#### THE REQUEST:
Read the records below and copy each line that contains "aprobado".

#### DATA LINES:
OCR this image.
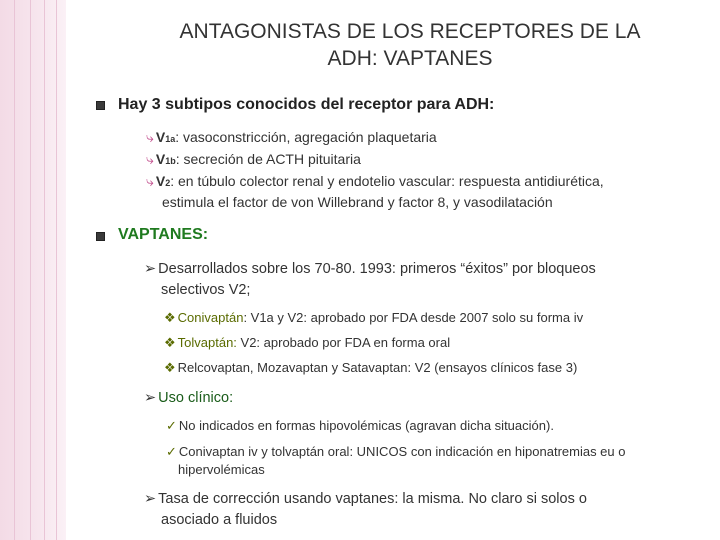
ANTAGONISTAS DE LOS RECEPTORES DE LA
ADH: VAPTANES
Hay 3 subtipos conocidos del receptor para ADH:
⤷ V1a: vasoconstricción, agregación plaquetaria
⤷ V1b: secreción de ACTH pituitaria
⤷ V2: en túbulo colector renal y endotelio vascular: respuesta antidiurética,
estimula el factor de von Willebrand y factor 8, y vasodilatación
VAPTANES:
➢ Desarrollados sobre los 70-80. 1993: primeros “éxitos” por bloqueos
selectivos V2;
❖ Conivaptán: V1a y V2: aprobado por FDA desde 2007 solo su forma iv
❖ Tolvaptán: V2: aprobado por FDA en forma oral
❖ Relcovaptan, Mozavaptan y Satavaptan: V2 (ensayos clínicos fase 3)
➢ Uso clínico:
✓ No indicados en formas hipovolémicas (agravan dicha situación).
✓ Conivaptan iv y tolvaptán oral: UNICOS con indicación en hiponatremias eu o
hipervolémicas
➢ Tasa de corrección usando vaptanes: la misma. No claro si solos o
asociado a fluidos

---

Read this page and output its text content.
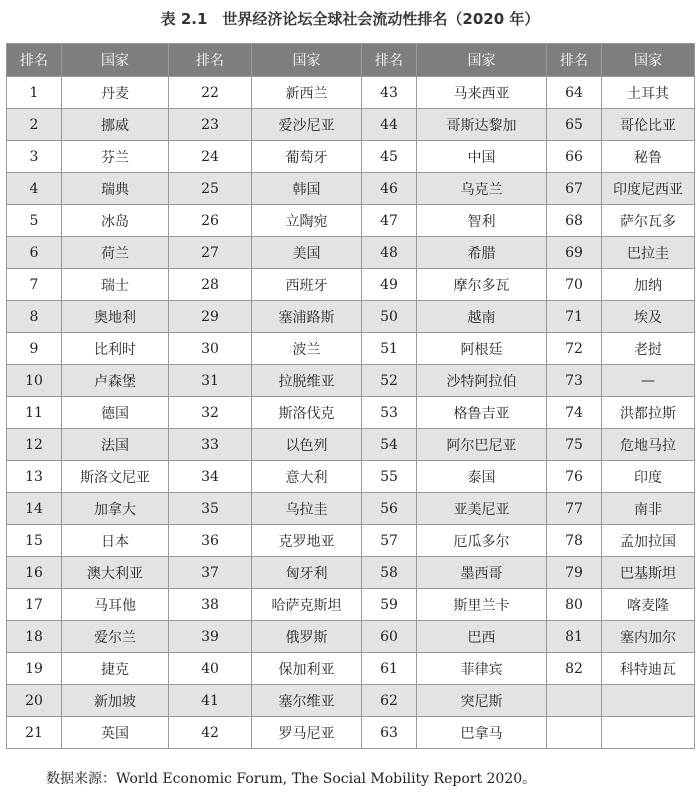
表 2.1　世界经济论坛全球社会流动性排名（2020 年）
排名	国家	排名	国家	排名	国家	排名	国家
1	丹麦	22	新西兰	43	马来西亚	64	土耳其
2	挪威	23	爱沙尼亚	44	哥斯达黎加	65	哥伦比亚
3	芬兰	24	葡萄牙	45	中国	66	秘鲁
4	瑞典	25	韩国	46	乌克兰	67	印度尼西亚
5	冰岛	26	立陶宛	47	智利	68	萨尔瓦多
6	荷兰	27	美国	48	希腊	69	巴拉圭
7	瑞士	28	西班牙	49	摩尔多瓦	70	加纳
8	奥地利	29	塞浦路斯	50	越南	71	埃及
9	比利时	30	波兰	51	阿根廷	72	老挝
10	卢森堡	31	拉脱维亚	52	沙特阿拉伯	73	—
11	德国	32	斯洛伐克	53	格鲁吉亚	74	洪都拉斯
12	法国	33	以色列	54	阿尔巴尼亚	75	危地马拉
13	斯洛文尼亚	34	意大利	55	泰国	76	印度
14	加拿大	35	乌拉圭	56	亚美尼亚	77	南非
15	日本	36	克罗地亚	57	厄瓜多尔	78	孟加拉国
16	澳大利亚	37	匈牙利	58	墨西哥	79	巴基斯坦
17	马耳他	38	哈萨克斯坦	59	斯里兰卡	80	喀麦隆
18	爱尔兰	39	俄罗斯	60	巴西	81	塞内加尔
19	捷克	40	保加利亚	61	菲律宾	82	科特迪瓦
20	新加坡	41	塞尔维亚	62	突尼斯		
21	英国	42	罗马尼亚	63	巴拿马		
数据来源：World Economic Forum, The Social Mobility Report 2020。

==

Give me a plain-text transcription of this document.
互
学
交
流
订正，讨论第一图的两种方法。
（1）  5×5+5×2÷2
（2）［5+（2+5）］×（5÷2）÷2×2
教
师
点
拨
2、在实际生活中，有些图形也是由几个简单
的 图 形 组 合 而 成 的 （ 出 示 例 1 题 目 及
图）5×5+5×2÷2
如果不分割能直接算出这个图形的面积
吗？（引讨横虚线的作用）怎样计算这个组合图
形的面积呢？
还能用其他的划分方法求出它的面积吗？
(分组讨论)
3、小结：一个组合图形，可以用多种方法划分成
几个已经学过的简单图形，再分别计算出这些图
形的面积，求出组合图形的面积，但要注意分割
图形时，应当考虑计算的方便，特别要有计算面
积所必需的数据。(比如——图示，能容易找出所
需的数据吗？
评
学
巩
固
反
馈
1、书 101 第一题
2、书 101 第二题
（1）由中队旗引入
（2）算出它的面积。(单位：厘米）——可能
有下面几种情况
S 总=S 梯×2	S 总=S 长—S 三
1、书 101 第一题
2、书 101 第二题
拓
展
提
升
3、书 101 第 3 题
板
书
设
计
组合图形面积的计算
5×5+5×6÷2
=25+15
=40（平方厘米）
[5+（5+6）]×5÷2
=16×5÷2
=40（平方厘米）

#### EXERCISE SOLUTION:
❖ Conivaptán: V1a y V2: aprobado por FDA desde 2007 solo su forma iv
❖ Tolvaptán: V2: aprobado por FDA en forma oral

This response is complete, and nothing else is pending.